## What is expected
Show each line of the data below that has the string "Increased" in it.

## Begin Material provided

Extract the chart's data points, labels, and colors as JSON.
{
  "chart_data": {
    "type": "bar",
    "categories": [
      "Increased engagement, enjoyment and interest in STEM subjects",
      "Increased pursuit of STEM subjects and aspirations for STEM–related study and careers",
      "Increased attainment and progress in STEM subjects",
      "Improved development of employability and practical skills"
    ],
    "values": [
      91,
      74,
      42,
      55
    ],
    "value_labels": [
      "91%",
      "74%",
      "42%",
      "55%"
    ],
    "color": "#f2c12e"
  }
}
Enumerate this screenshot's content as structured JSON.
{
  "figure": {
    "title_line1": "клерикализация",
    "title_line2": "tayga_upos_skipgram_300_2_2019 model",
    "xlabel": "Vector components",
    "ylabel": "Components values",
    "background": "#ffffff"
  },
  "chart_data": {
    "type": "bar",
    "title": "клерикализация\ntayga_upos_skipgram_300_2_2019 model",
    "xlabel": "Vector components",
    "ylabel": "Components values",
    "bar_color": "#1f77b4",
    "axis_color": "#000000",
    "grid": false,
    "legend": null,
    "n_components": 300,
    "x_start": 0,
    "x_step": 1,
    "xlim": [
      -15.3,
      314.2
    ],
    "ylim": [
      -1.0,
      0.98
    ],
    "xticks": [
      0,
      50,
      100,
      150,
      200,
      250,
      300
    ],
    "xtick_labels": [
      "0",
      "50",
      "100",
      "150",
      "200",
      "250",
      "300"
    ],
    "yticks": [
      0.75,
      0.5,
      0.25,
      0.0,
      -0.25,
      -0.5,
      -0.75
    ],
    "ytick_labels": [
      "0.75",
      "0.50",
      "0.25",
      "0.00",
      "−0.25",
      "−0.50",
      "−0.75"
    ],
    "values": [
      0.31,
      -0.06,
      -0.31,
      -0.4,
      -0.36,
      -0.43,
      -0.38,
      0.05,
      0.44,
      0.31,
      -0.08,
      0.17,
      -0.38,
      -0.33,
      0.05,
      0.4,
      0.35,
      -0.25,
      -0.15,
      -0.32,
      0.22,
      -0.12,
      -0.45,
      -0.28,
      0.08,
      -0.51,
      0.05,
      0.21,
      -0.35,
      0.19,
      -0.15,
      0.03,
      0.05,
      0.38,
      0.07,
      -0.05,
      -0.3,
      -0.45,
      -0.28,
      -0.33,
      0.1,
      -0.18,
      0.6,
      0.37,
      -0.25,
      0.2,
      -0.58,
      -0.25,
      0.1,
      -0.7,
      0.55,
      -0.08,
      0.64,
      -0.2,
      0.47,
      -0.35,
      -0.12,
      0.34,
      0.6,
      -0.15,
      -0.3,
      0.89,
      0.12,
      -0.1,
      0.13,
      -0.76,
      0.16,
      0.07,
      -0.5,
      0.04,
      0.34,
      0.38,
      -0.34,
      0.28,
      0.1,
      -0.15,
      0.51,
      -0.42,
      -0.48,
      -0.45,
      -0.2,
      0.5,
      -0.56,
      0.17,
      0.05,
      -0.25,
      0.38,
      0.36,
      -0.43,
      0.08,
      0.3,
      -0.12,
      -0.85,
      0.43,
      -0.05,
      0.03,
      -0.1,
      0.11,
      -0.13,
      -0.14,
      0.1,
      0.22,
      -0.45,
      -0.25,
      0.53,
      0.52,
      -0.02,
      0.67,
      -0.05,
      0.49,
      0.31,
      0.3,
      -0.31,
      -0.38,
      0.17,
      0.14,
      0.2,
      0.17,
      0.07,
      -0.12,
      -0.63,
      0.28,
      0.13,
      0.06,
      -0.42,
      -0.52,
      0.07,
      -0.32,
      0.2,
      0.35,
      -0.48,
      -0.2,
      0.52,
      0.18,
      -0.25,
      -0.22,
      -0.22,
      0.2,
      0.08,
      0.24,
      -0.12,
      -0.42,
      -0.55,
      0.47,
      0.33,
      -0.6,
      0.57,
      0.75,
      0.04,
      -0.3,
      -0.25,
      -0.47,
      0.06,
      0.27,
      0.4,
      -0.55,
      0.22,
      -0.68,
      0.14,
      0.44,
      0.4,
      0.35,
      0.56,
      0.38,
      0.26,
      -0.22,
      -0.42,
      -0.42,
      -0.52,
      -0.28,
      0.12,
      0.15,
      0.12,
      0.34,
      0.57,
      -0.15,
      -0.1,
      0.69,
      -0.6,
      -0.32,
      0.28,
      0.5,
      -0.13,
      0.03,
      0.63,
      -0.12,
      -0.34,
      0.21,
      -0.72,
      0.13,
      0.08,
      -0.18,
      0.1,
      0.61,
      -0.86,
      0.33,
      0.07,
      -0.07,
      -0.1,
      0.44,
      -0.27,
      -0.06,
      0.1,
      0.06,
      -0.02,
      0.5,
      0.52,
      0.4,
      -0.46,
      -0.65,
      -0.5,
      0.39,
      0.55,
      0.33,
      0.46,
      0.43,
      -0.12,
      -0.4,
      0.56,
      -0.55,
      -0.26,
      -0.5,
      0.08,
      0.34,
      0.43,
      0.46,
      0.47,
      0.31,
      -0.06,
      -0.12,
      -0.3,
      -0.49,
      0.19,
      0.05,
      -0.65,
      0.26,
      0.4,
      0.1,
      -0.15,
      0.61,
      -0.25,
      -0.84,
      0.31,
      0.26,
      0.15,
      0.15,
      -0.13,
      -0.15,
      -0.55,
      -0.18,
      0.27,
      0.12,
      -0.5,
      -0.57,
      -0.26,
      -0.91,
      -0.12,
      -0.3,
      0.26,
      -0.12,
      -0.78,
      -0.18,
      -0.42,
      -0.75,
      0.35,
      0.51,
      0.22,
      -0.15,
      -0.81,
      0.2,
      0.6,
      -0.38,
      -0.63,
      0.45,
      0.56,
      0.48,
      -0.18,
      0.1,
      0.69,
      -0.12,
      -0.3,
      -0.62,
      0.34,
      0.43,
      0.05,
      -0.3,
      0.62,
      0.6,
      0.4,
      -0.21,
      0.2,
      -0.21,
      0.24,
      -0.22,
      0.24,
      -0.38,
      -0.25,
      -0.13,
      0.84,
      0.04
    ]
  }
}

## End Material provided

## Solution to the problem
      "Increased engagement, enjoyment and interest in STEM subjects",
      "Increased pursuit of STEM subjects and aspirations for STEM–related study and careers",
      "Increased attainment and progress in STEM subjects",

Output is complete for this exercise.